— Begin Records provided —
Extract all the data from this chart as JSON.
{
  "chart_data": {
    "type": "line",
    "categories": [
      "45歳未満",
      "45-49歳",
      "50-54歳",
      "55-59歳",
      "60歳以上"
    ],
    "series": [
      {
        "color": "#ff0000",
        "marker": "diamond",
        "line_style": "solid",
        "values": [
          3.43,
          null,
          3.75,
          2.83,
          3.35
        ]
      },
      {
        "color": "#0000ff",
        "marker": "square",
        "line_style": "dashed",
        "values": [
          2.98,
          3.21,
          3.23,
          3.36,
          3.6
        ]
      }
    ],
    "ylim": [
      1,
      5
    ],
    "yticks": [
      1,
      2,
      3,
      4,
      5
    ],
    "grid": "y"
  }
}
— End Records provided —
— Begin Records provided —
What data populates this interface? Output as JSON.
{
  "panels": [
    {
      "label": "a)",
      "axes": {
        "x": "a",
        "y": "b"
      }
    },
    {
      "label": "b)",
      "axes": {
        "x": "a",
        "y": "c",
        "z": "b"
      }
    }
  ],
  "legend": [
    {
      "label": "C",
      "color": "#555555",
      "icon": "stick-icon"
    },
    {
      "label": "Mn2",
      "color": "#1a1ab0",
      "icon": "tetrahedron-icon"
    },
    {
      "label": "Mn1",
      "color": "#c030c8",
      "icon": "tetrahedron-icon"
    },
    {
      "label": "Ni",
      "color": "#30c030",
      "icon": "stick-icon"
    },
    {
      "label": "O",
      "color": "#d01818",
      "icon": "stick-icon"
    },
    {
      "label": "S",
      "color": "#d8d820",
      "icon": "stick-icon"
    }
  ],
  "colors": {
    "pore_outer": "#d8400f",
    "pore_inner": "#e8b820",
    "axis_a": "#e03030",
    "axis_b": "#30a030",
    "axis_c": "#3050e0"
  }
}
— End Records provided —
Exercise: State how many lines of the listing include "JSON", and nothing more.

Task output: 2